What is asked ▸
All records below must be retyped exactly.

Dataset entries ▸
-- START --

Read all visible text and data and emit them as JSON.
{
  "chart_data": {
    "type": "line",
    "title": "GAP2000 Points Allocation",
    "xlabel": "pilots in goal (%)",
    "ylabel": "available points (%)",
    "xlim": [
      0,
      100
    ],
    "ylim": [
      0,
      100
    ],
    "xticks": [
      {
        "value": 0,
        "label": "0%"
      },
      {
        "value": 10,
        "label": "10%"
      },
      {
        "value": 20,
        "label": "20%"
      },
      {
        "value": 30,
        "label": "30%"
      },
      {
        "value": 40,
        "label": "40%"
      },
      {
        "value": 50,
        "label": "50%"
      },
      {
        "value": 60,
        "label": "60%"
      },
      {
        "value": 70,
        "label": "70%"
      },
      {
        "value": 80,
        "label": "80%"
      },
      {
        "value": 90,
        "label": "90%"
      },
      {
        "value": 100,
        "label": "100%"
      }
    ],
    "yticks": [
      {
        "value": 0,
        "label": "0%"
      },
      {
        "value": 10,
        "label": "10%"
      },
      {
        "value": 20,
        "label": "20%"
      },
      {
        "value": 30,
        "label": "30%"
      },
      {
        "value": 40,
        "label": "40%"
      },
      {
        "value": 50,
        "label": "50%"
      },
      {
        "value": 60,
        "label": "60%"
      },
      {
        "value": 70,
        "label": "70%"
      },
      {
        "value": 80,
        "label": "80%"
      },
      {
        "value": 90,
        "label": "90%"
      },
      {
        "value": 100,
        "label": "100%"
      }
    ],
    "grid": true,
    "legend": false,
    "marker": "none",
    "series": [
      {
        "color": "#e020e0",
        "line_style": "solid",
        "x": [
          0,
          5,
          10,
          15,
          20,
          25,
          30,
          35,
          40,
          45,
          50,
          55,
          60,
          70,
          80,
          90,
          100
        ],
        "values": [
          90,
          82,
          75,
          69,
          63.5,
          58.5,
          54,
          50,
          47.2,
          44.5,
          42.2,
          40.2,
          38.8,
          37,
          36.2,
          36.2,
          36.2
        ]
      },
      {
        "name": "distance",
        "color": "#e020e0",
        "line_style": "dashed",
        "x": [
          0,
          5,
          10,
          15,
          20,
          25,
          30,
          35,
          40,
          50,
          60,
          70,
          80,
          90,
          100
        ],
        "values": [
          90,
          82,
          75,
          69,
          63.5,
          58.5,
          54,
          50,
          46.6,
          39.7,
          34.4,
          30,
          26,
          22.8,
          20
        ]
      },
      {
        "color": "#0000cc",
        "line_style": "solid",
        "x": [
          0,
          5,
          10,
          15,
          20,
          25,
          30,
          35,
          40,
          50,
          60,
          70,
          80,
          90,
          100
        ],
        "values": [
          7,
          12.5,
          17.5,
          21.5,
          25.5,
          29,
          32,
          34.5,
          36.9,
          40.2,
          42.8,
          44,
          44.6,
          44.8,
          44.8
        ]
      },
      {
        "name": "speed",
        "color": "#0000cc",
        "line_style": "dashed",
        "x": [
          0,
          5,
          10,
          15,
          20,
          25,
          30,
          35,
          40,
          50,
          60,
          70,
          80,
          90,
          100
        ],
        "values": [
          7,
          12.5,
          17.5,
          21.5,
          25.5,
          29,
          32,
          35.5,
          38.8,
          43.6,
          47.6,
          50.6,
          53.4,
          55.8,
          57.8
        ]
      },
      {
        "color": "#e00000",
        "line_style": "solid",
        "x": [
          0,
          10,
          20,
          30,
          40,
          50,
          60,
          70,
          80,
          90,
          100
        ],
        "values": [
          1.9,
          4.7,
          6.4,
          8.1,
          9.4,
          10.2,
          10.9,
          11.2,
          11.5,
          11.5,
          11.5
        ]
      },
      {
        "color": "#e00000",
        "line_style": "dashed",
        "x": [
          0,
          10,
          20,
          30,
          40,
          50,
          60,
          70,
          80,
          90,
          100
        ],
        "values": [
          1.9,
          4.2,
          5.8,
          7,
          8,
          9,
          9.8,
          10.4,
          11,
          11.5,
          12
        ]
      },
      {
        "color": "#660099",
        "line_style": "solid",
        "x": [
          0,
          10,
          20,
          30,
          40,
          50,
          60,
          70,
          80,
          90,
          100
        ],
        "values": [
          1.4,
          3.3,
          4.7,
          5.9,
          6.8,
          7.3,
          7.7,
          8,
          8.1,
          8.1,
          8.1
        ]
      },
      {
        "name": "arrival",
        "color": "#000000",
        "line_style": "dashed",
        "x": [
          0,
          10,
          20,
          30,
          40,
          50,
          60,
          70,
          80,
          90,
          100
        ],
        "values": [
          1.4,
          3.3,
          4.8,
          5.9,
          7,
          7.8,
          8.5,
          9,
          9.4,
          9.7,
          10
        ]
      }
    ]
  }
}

-- END --

Answer to this exercise ▸
Read all visible text and data and emit them as JSON.
{
  "chart_data": {
    "type": "line",
    "title": "GAP2000 Points Allocation",
    "xlabel": "pilots in goal (%)",
    "ylabel": "available points (%)",
    "xlim": [
      0,
      100
    ],
    "ylim": [
      0,
      100
    ],
    "xticks": [
      {
        "value": 0,
        "label": "0%"
      },
      {
        "value": 10,
        "label": "10%"
      },
      {
        "value": 20,
        "label": "20%"
      },
      {
        "value": 30,
        "label": "30%"
      },
      {
        "value": 40,
        "label": "40%"
      },
      {
        "value": 50,
        "label": "50%"
      },
      {
        "value": 60,
        "label": "60%"
      },
      {
        "value": 70,
        "label": "70%"
      },
      {
        "value": 80,
        "label": "80%"
      },
      {
        "value": 90,
        "label": "90%"
      },
      {
        "value": 100,
        "label": "100%"
      }
    ],
    "yticks": [
      {
        "value": 0,
        "label": "0%"
      },
      {
        "value": 10,
        "label": "10%"
      },
      {
        "value": 20,
        "label": "20%"
      },
      {
        "value": 30,
        "label": "30%"
      },
      {
        "value": 40,
        "label": "40%"
      },
      {
        "value": 50,
        "label": "50%"
      },
      {
        "value": 60,
        "label": "60%"
      },
      {
        "value": 70,
        "label": "70%"
      },
      {
        "value": 80,
        "label": "80%"
      },
      {
        "value": 90,
        "label": "90%"
      },
      {
        "value": 100,
        "label": "100%"
      }
    ],
    "grid": true,
    "legend": false,
    "marker": "none",
    "series": [
      {
        "color": "#e020e0",
        "line_style": "solid",
        "x": [
          0,
          5,
          10,
          15,
          20,
          25,
          30,
          35,
          40,
          45,
          50,
          55,
          60,
          70,
          80,
          90,
          100
        ],
        "values": [
          90,
          82,
          75,
          69,
          63.5,
          58.5,
          54,
          50,
          47.2,
          44.5,
          42.2,
          40.2,
          38.8,
          37,
          36.2,
          36.2,
          36.2
        ]
      },
      {
        "name": "distance",
        "color": "#e020e0",
        "line_style": "dashed",
        "x": [
          0,
          5,
          10,
          15,
          20,
          25,
          30,
          35,
          40,
          50,
          60,
          70,
          80,
          90,
          100
        ],
        "values": [
          90,
          82,
          75,
          69,
          63.5,
          58.5,
          54,
          50,
          46.6,
          39.7,
          34.4,
          30,
          26,
          22.8,
          20
        ]
      },
      {
        "color": "#0000cc",
        "line_style": "solid",
        "x": [
          0,
          5,
          10,
          15,
          20,
          25,
          30,
          35,
          40,
          50,
          60,
          70,
          80,
          90,
          100
        ],
        "values": [
          7,
          12.5,
          17.5,
          21.5,
          25.5,
          29,
          32,
          34.5,
          36.9,
          40.2,
          42.8,
          44,
          44.6,
          44.8,
          44.8
        ]
      },
      {
        "name": "speed",
        "color": "#0000cc",
        "line_style": "dashed",
        "x": [
          0,
          5,
          10,
          15,
          20,
          25,
          30,
          35,
          40,
          50,
          60,
          70,
          80,
          90,
          100
        ],
        "values": [
          7,
          12.5,
          17.5,
          21.5,
          25.5,
          29,
          32,
          35.5,
          38.8,
          43.6,
          47.6,
          50.6,
          53.4,
          55.8,
          57.8
        ]
      },
      {
        "color": "#e00000",
        "line_style": "solid",
        "x": [
          0,
          10,
          20,
          30,
          40,
          50,
          60,
          70,
          80,
          90,
          100
        ],
        "values": [
          1.9,
          4.7,
          6.4,
          8.1,
          9.4,
          10.2,
          10.9,
          11.2,
          11.5,
          11.5,
          11.5
        ]
      },
      {
        "color": "#e00000",
        "line_style": "dashed",
        "x": [
          0,
          10,
          20,
          30,
          40,
          50,
          60,
          70,
          80,
          90,
          100
        ],
        "values": [
          1.9,
          4.2,
          5.8,
          7,
          8,
          9,
          9.8,
          10.4,
          11,
          11.5,
          12
        ]
      },
      {
        "color": "#660099",
        "line_style": "solid",
        "x": [
          0,
          10,
          20,
          30,
          40,
          50,
          60,
          70,
          80,
          90,
          100
        ],
        "values": [
          1.4,
          3.3,
          4.7,
          5.9,
          6.8,
          7.3,
          7.7,
          8,
          8.1,
          8.1,
          8.1
        ]
      },
      {
        "name": "arrival",
        "color": "#000000",
        "line_style": "dashed",
        "x": [
          0,
          10,
          20,
          30,
          40,
          50,
          60,
          70,
          80,
          90,
          100
        ],
        "values": [
          1.4,
          3.3,
          4.8,
          5.9,
          7,
          7.8,
          8.5,
          9,
          9.4,
          9.7,
          10
        ]
      }
    ]
  }
}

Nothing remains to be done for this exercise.